>>>>>

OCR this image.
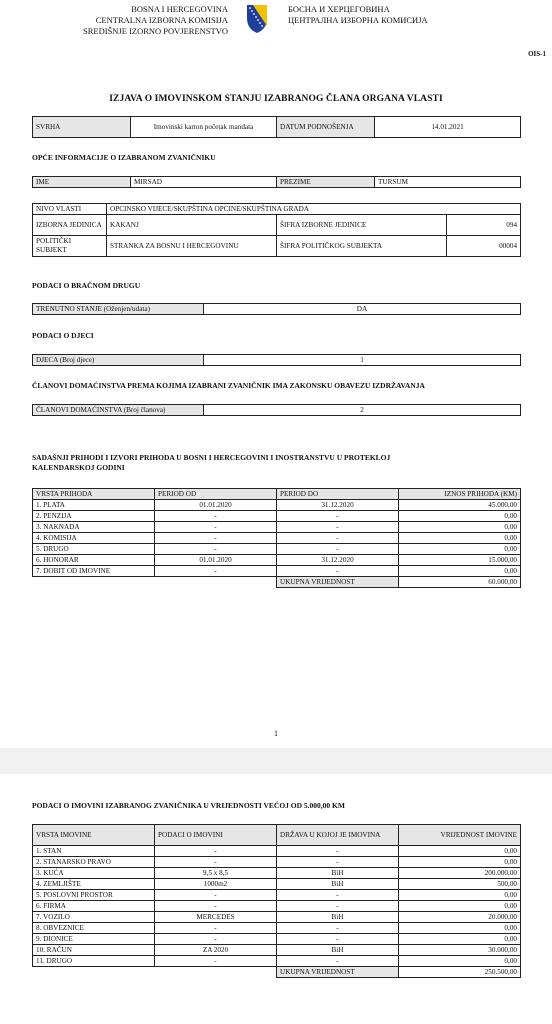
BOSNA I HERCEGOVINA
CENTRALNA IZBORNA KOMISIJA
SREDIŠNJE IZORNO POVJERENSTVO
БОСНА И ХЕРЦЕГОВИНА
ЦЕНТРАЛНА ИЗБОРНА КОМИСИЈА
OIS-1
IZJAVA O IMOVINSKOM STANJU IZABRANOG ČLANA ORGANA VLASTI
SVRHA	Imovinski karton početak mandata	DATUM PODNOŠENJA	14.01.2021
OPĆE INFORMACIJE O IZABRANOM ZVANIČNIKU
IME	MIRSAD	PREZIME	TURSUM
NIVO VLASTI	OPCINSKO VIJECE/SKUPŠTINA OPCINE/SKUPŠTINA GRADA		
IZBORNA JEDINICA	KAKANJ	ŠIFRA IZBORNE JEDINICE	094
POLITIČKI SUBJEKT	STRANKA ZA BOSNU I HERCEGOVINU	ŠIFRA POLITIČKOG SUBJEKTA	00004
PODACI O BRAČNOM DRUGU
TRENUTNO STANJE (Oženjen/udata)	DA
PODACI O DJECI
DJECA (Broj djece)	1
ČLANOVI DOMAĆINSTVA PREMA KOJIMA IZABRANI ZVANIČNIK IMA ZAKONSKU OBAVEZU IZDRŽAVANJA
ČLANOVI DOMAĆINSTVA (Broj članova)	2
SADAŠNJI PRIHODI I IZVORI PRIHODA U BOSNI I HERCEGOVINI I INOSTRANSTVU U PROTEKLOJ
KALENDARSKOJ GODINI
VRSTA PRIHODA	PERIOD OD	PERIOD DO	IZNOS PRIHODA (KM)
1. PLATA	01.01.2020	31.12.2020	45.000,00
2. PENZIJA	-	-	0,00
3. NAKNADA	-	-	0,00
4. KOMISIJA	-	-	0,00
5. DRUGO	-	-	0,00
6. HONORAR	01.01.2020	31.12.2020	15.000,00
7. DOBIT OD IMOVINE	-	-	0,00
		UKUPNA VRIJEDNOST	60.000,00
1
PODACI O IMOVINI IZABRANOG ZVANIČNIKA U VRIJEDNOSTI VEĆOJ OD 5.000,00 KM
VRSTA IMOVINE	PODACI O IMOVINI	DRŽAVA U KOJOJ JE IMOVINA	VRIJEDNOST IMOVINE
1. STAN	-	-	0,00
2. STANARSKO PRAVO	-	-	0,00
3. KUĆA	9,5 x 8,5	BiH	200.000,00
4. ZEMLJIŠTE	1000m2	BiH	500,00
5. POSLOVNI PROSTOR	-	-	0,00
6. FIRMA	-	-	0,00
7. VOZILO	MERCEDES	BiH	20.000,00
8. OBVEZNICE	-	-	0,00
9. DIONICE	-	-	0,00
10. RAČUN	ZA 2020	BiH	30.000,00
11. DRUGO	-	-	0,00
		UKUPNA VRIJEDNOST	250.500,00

<<<<<

▶ [Aim of the exercise] From the listing, copy every line where the string "UKUPNA" appears.

▶ [In response]
		UKUPNA VRIJEDNOST	60.000,00
		UKUPNA VRIJEDNOST	250.500,00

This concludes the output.